Dataset excerpts:
________________

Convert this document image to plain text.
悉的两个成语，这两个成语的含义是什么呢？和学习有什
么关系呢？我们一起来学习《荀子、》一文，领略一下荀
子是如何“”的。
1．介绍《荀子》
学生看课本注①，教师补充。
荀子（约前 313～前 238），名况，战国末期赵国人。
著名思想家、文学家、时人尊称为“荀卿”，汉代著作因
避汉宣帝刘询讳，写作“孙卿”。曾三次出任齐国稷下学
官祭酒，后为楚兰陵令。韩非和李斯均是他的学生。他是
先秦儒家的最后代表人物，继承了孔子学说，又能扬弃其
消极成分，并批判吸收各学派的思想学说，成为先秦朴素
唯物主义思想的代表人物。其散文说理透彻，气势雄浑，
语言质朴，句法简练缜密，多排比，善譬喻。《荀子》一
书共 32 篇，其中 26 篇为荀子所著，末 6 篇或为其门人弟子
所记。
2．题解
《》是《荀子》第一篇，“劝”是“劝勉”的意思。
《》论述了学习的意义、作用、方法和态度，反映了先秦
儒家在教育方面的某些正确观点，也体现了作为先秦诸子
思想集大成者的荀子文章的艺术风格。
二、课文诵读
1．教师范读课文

________________

Exercise description: Exactly as shown, repeat every record.

Full output:
Convert this document image to plain text.
悉的两个成语，这两个成语的含义是什么呢？和学习有什
么关系呢？我们一起来学习《荀子、》一文，领略一下荀
子是如何“”的。
1．介绍《荀子》
学生看课本注①，教师补充。
荀子（约前 313～前 238），名况，战国末期赵国人。
著名思想家、文学家、时人尊称为“荀卿”，汉代著作因
避汉宣帝刘询讳，写作“孙卿”。曾三次出任齐国稷下学
官祭酒，后为楚兰陵令。韩非和李斯均是他的学生。他是
先秦儒家的最后代表人物，继承了孔子学说，又能扬弃其
消极成分，并批判吸收各学派的思想学说，成为先秦朴素
唯物主义思想的代表人物。其散文说理透彻，气势雄浑，
语言质朴，句法简练缜密，多排比，善譬喻。《荀子》一
书共 32 篇，其中 26 篇为荀子所著，末 6 篇或为其门人弟子
所记。
2．题解
《》是《荀子》第一篇，“劝”是“劝勉”的意思。
《》论述了学习的意义、作用、方法和态度，反映了先秦
儒家在教育方面的某些正确观点，也体现了作为先秦诸子
思想集大成者的荀子文章的艺术风格。
二、课文诵读
1．教师范读课文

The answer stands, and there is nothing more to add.